#### Task directions:
Rewrite the entries from the first line through the line containing "file-size: 233,708 KB", changing "video-clapperboard-icon" to "movie-icon" and leaving everything else unchanged.

#### Data for this exercise:
==*==

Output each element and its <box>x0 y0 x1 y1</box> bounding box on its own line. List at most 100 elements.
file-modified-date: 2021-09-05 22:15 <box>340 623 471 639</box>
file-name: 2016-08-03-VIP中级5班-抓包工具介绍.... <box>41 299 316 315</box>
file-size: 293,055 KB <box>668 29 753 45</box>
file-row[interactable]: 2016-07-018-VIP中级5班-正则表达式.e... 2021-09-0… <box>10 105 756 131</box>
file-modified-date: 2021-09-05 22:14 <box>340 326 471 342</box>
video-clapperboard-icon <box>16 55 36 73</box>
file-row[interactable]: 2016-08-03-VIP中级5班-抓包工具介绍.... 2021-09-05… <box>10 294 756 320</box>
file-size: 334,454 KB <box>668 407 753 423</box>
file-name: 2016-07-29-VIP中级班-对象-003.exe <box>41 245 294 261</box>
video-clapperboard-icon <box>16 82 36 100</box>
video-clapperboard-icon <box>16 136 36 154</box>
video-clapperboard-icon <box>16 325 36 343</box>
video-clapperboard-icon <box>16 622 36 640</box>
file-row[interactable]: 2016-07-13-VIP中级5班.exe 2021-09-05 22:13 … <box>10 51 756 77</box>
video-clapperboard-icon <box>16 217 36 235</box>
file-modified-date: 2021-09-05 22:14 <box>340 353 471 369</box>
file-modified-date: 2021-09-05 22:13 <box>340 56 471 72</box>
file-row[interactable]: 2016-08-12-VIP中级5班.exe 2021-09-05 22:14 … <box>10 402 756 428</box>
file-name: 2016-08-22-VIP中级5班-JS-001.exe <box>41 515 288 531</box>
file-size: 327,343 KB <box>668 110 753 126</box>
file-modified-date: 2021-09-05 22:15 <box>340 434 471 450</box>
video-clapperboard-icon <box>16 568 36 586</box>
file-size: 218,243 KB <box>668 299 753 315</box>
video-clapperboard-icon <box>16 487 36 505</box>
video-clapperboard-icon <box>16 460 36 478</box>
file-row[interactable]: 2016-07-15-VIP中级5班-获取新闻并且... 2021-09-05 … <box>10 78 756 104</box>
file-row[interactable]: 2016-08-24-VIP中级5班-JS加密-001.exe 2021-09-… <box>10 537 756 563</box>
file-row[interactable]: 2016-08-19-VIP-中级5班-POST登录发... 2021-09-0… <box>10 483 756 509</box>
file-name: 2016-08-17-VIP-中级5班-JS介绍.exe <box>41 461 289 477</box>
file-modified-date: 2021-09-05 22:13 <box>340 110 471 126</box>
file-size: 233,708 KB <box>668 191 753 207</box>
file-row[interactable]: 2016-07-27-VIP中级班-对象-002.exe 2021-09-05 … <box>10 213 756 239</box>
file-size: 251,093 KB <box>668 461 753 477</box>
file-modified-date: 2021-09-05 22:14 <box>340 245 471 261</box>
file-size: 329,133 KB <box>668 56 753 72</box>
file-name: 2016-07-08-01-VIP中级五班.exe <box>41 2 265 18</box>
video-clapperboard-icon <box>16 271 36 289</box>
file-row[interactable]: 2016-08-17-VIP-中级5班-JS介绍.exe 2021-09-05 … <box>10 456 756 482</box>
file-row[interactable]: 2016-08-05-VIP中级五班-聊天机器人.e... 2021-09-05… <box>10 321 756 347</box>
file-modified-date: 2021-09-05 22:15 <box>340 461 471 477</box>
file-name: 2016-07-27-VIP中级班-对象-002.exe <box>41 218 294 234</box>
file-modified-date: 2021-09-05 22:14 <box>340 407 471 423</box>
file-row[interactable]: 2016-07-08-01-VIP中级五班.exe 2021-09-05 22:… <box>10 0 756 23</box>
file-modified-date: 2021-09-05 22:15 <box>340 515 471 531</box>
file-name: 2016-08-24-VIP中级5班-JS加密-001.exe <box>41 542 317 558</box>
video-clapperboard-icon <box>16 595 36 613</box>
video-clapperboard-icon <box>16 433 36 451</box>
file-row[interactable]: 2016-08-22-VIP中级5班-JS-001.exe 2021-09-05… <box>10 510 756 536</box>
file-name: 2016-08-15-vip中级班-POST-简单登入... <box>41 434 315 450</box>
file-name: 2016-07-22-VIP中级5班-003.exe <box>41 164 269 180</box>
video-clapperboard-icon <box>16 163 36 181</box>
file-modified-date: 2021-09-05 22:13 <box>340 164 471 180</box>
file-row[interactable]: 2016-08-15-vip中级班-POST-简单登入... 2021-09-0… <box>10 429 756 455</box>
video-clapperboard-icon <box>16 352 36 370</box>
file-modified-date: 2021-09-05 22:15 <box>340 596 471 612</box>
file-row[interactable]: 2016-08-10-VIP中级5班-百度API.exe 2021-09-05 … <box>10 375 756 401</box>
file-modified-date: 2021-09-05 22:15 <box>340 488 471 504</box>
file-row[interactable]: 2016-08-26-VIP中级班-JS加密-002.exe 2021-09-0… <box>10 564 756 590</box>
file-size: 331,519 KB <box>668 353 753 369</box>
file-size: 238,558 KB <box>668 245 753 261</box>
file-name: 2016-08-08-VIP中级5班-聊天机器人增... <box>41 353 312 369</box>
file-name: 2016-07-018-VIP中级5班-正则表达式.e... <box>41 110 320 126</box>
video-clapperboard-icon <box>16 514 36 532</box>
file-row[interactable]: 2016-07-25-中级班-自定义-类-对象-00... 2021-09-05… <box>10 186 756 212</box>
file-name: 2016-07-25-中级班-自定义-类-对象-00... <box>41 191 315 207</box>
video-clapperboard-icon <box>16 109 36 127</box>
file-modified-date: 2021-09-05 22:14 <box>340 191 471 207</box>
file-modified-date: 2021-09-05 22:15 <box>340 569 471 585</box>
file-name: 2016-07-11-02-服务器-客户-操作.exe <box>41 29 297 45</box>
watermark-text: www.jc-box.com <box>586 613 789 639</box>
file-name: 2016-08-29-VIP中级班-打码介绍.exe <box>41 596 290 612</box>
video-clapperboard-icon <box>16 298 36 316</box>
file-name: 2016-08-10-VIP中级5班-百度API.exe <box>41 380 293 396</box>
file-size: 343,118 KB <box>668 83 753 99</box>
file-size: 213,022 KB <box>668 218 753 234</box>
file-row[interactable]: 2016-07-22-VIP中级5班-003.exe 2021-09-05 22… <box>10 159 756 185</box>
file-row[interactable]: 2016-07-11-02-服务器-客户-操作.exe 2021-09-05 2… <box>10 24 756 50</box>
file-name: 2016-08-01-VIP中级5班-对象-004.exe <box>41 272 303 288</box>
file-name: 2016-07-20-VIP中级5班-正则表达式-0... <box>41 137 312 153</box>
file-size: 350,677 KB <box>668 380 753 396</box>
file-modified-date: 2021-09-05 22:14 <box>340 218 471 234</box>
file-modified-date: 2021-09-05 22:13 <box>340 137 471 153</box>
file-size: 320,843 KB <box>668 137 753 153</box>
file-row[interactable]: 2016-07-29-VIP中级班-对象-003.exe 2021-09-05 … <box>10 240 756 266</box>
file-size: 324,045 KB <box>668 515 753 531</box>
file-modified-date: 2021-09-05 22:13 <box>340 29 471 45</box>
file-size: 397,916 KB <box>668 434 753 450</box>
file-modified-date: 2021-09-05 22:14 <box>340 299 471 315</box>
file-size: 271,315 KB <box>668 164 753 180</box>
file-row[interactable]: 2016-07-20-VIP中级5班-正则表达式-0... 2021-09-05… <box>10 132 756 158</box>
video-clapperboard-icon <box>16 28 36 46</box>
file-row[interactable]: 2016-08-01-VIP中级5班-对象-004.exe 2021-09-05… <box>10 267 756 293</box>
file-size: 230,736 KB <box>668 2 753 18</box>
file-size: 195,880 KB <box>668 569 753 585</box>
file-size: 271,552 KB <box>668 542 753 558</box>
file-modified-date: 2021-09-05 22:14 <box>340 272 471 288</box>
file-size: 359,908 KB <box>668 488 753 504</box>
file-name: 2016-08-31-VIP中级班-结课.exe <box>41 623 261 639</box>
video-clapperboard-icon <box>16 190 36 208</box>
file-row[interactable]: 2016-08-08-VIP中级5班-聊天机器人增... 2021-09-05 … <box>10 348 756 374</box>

==*==

#### Result:
Output each element and its <box>x0 y0 x1 y1</box> bounding box on its own line. List at most 100 elements.
file-modified-date: 2021-09-05 22:15 <box>340 623 471 639</box>
file-name: 2016-08-03-VIP中级5班-抓包工具介绍.... <box>41 299 316 315</box>
file-size: 293,055 KB <box>668 29 753 45</box>
file-row[interactable]: 2016-07-018-VIP中级5班-正则表达式.e... 2021-09-0… <box>10 105 756 131</box>
file-modified-date: 2021-09-05 22:14 <box>340 326 471 342</box>
movie-icon <box>16 55 36 73</box>
file-row[interactable]: 2016-08-03-VIP中级5班-抓包工具介绍.... 2021-09-05… <box>10 294 756 320</box>
file-size: 334,454 KB <box>668 407 753 423</box>
file-name: 2016-07-29-VIP中级班-对象-003.exe <box>41 245 294 261</box>
movie-icon <box>16 82 36 100</box>
movie-icon <box>16 136 36 154</box>
movie-icon <box>16 325 36 343</box>
movie-icon <box>16 622 36 640</box>
file-row[interactable]: 2016-07-13-VIP中级5班.exe 2021-09-05 22:13 … <box>10 51 756 77</box>
movie-icon <box>16 217 36 235</box>
file-modified-date: 2021-09-05 22:14 <box>340 353 471 369</box>
file-modified-date: 2021-09-05 22:13 <box>340 56 471 72</box>
file-row[interactable]: 2016-08-12-VIP中级5班.exe 2021-09-05 22:14 … <box>10 402 756 428</box>
file-name: 2016-08-22-VIP中级5班-JS-001.exe <box>41 515 288 531</box>
file-size: 327,343 KB <box>668 110 753 126</box>
file-modified-date: 2021-09-05 22:15 <box>340 434 471 450</box>
movie-icon <box>16 568 36 586</box>
file-size: 218,243 KB <box>668 299 753 315</box>
movie-icon <box>16 487 36 505</box>
movie-icon <box>16 460 36 478</box>
file-row[interactable]: 2016-07-15-VIP中级5班-获取新闻并且... 2021-09-05 … <box>10 78 756 104</box>
file-row[interactable]: 2016-08-24-VIP中级5班-JS加密-001.exe 2021-09-… <box>10 537 756 563</box>
file-row[interactable]: 2016-08-19-VIP-中级5班-POST登录发... 2021-09-0… <box>10 483 756 509</box>
file-name: 2016-08-17-VIP-中级5班-JS介绍.exe <box>41 461 289 477</box>
file-modified-date: 2021-09-05 22:13 <box>340 110 471 126</box>
file-size: 233,708 KB <box>668 191 753 207</box>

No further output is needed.